[Data records Boundary: Start]

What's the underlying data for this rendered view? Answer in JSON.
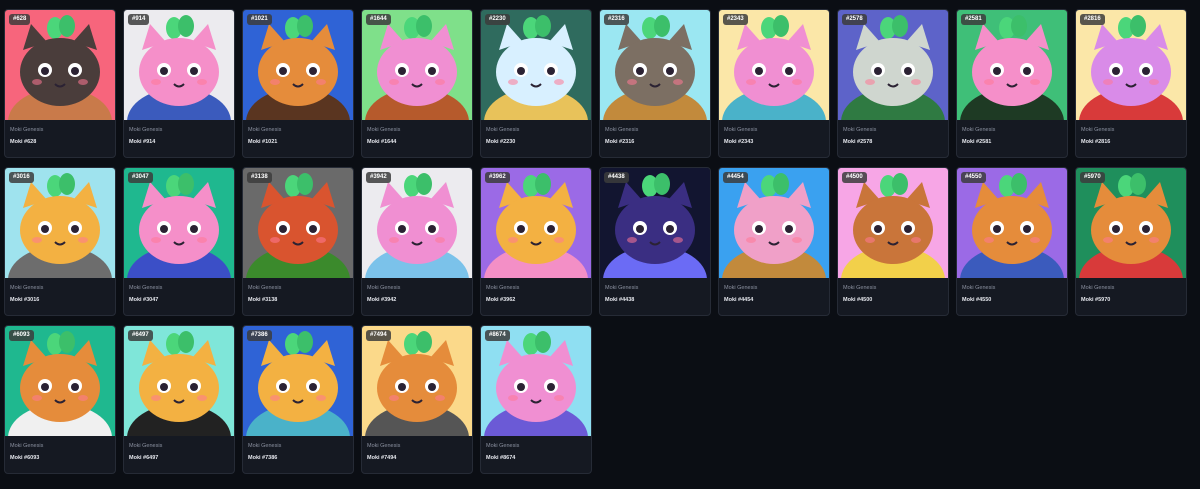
{
  "grid": {
    "cards": [
      {
        "id": "#628",
        "collection": "Moki Genesis",
        "name": "Moki #628",
        "bg": "#f7657c",
        "body": "#4a3d3b",
        "accent": "#c97a4a"
      },
      {
        "id": "#914",
        "collection": "Moki Genesis",
        "name": "Moki #914",
        "bg": "#ecebef",
        "body": "#f58fc9",
        "accent": "#3b5bbd"
      },
      {
        "id": "#1021",
        "collection": "Moki Genesis",
        "name": "Moki #1021",
        "bg": "#2f63d6",
        "body": "#e58c3b",
        "accent": "#5a3520"
      },
      {
        "id": "#1644",
        "collection": "Moki Genesis",
        "name": "Moki #1644",
        "bg": "#7fe08a",
        "body": "#f08fd2",
        "accent": "#b65a2c"
      },
      {
        "id": "#2230",
        "collection": "Moki Genesis",
        "name": "Moki #2230",
        "bg": "#2f6b5e",
        "body": "#d8f0ff",
        "accent": "#e8c25a"
      },
      {
        "id": "#2316",
        "collection": "Moki Genesis",
        "name": "Moki #2316",
        "bg": "#9be7f2",
        "body": "#7c6f63",
        "accent": "#c28a3c"
      },
      {
        "id": "#2343",
        "collection": "Moki Genesis",
        "name": "Moki #2343",
        "bg": "#fbe7a8",
        "body": "#f08fd2",
        "accent": "#4ab2c9"
      },
      {
        "id": "#2578",
        "collection": "Moki Genesis",
        "name": "Moki #2578",
        "bg": "#5d63c9",
        "body": "#cfd6cf",
        "accent": "#2f7a42"
      },
      {
        "id": "#2581",
        "collection": "Moki Genesis",
        "name": "Moki #2581",
        "bg": "#3fbf78",
        "body": "#f58fc9",
        "accent": "#1e3a24"
      },
      {
        "id": "#2816",
        "collection": "Moki Genesis",
        "name": "Moki #2816",
        "bg": "#fbe7a8",
        "body": "#d98be8",
        "accent": "#d83a3a"
      },
      {
        "id": "#3016",
        "collection": "Moki Genesis",
        "name": "Moki #3016",
        "bg": "#9fe3ee",
        "body": "#f3b142",
        "accent": "#6d6d6d"
      },
      {
        "id": "#3047",
        "collection": "Moki Genesis",
        "name": "Moki #3047",
        "bg": "#1fb88f",
        "body": "#f58fc9",
        "accent": "#3b4fc7"
      },
      {
        "id": "#3138",
        "collection": "Moki Genesis",
        "name": "Moki #3138",
        "bg": "#6a6a6a",
        "body": "#d9542f",
        "accent": "#3b8a2c"
      },
      {
        "id": "#3942",
        "collection": "Moki Genesis",
        "name": "Moki #3942",
        "bg": "#ecebef",
        "body": "#f08fd2",
        "accent": "#7bc2ea"
      },
      {
        "id": "#3962",
        "collection": "Moki Genesis",
        "name": "Moki #3962",
        "bg": "#9b6ae6",
        "body": "#f3b142",
        "accent": "#f38fc6"
      },
      {
        "id": "#4438",
        "collection": "Moki Genesis",
        "name": "Moki #4438",
        "bg": "#121530",
        "body": "#3a2e82",
        "accent": "#6b6bf5"
      },
      {
        "id": "#4454",
        "collection": "Moki Genesis",
        "name": "Moki #4454",
        "bg": "#3aa1f0",
        "body": "#f0a0c8",
        "accent": "#c28a3c"
      },
      {
        "id": "#4500",
        "collection": "Moki Genesis",
        "name": "Moki #4500",
        "bg": "#f7a6e6",
        "body": "#c9753a",
        "accent": "#f2d04a"
      },
      {
        "id": "#4550",
        "collection": "Moki Genesis",
        "name": "Moki #4550",
        "bg": "#9b6ae6",
        "body": "#e58c3b",
        "accent": "#3b5bbd"
      },
      {
        "id": "#5970",
        "collection": "Moki Genesis",
        "name": "Moki #5970",
        "bg": "#1f8f5c",
        "body": "#e58c3b",
        "accent": "#d83a3a"
      },
      {
        "id": "#6093",
        "collection": "Moki Genesis",
        "name": "Moki #6093",
        "bg": "#1fb88f",
        "body": "#e58c3b",
        "accent": "#f0f0f0"
      },
      {
        "id": "#6497",
        "collection": "Moki Genesis",
        "name": "Moki #6497",
        "bg": "#7fe6d9",
        "body": "#f3b142",
        "accent": "#222222"
      },
      {
        "id": "#7386",
        "collection": "Moki Genesis",
        "name": "Moki #7386",
        "bg": "#2f63d6",
        "body": "#f3b142",
        "accent": "#4ab2c9"
      },
      {
        "id": "#7494",
        "collection": "Moki Genesis",
        "name": "Moki #7494",
        "bg": "#fbd98a",
        "body": "#e58c3b",
        "accent": "#555555"
      },
      {
        "id": "#8674",
        "collection": "Moki Genesis",
        "name": "Moki #8674",
        "bg": "#8fdff2",
        "body": "#f08fd2",
        "accent": "#6b5ad6"
      }
    ]
  }
}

[Data records Boundary: End]

What the task asks
Would you set down every line of the data above exactly, skipping the pictures?

Completed task
What's the underlying data for this rendered view? Answer in JSON.
{
  "grid": {
    "cards": [
      {
        "id": "#628",
        "collection": "Moki Genesis",
        "name": "Moki #628",
        "bg": "#f7657c",
        "body": "#4a3d3b",
        "accent": "#c97a4a"
      },
      {
        "id": "#914",
        "collection": "Moki Genesis",
        "name": "Moki #914",
        "bg": "#ecebef",
        "body": "#f58fc9",
        "accent": "#3b5bbd"
      },
      {
        "id": "#1021",
        "collection": "Moki Genesis",
        "name": "Moki #1021",
        "bg": "#2f63d6",
        "body": "#e58c3b",
        "accent": "#5a3520"
      },
      {
        "id": "#1644",
        "collection": "Moki Genesis",
        "name": "Moki #1644",
        "bg": "#7fe08a",
        "body": "#f08fd2",
        "accent": "#b65a2c"
      },
      {
        "id": "#2230",
        "collection": "Moki Genesis",
        "name": "Moki #2230",
        "bg": "#2f6b5e",
        "body": "#d8f0ff",
        "accent": "#e8c25a"
      },
      {
        "id": "#2316",
        "collection": "Moki Genesis",
        "name": "Moki #2316",
        "bg": "#9be7f2",
        "body": "#7c6f63",
        "accent": "#c28a3c"
      },
      {
        "id": "#2343",
        "collection": "Moki Genesis",
        "name": "Moki #2343",
        "bg": "#fbe7a8",
        "body": "#f08fd2",
        "accent": "#4ab2c9"
      },
      {
        "id": "#2578",
        "collection": "Moki Genesis",
        "name": "Moki #2578",
        "bg": "#5d63c9",
        "body": "#cfd6cf",
        "accent": "#2f7a42"
      },
      {
        "id": "#2581",
        "collection": "Moki Genesis",
        "name": "Moki #2581",
        "bg": "#3fbf78",
        "body": "#f58fc9",
        "accent": "#1e3a24"
      },
      {
        "id": "#2816",
        "collection": "Moki Genesis",
        "name": "Moki #2816",
        "bg": "#fbe7a8",
        "body": "#d98be8",
        "accent": "#d83a3a"
      },
      {
        "id": "#3016",
        "collection": "Moki Genesis",
        "name": "Moki #3016",
        "bg": "#9fe3ee",
        "body": "#f3b142",
        "accent": "#6d6d6d"
      },
      {
        "id": "#3047",
        "collection": "Moki Genesis",
        "name": "Moki #3047",
        "bg": "#1fb88f",
        "body": "#f58fc9",
        "accent": "#3b4fc7"
      },
      {
        "id": "#3138",
        "collection": "Moki Genesis",
        "name": "Moki #3138",
        "bg": "#6a6a6a",
        "body": "#d9542f",
        "accent": "#3b8a2c"
      },
      {
        "id": "#3942",
        "collection": "Moki Genesis",
        "name": "Moki #3942",
        "bg": "#ecebef",
        "body": "#f08fd2",
        "accent": "#7bc2ea"
      },
      {
        "id": "#3962",
        "collection": "Moki Genesis",
        "name": "Moki #3962",
        "bg": "#9b6ae6",
        "body": "#f3b142",
        "accent": "#f38fc6"
      },
      {
        "id": "#4438",
        "collection": "Moki Genesis",
        "name": "Moki #4438",
        "bg": "#121530",
        "body": "#3a2e82",
        "accent": "#6b6bf5"
      },
      {
        "id": "#4454",
        "collection": "Moki Genesis",
        "name": "Moki #4454",
        "bg": "#3aa1f0",
        "body": "#f0a0c8",
        "accent": "#c28a3c"
      },
      {
        "id": "#4500",
        "collection": "Moki Genesis",
        "name": "Moki #4500",
        "bg": "#f7a6e6",
        "body": "#c9753a",
        "accent": "#f2d04a"
      },
      {
        "id": "#4550",
        "collection": "Moki Genesis",
        "name": "Moki #4550",
        "bg": "#9b6ae6",
        "body": "#e58c3b",
        "accent": "#3b5bbd"
      },
      {
        "id": "#5970",
        "collection": "Moki Genesis",
        "name": "Moki #5970",
        "bg": "#1f8f5c",
        "body": "#e58c3b",
        "accent": "#d83a3a"
      },
      {
        "id": "#6093",
        "collection": "Moki Genesis",
        "name": "Moki #6093",
        "bg": "#1fb88f",
        "body": "#e58c3b",
        "accent": "#f0f0f0"
      },
      {
        "id": "#6497",
        "collection": "Moki Genesis",
        "name": "Moki #6497",
        "bg": "#7fe6d9",
        "body": "#f3b142",
        "accent": "#222222"
      },
      {
        "id": "#7386",
        "collection": "Moki Genesis",
        "name": "Moki #7386",
        "bg": "#2f63d6",
        "body": "#f3b142",
        "accent": "#4ab2c9"
      },
      {
        "id": "#7494",
        "collection": "Moki Genesis",
        "name": "Moki #7494",
        "bg": "#fbd98a",
        "body": "#e58c3b",
        "accent": "#555555"
      },
      {
        "id": "#8674",
        "collection": "Moki Genesis",
        "name": "Moki #8674",
        "bg": "#8fdff2",
        "body": "#f08fd2",
        "accent": "#6b5ad6"
      }
    ]
  }
}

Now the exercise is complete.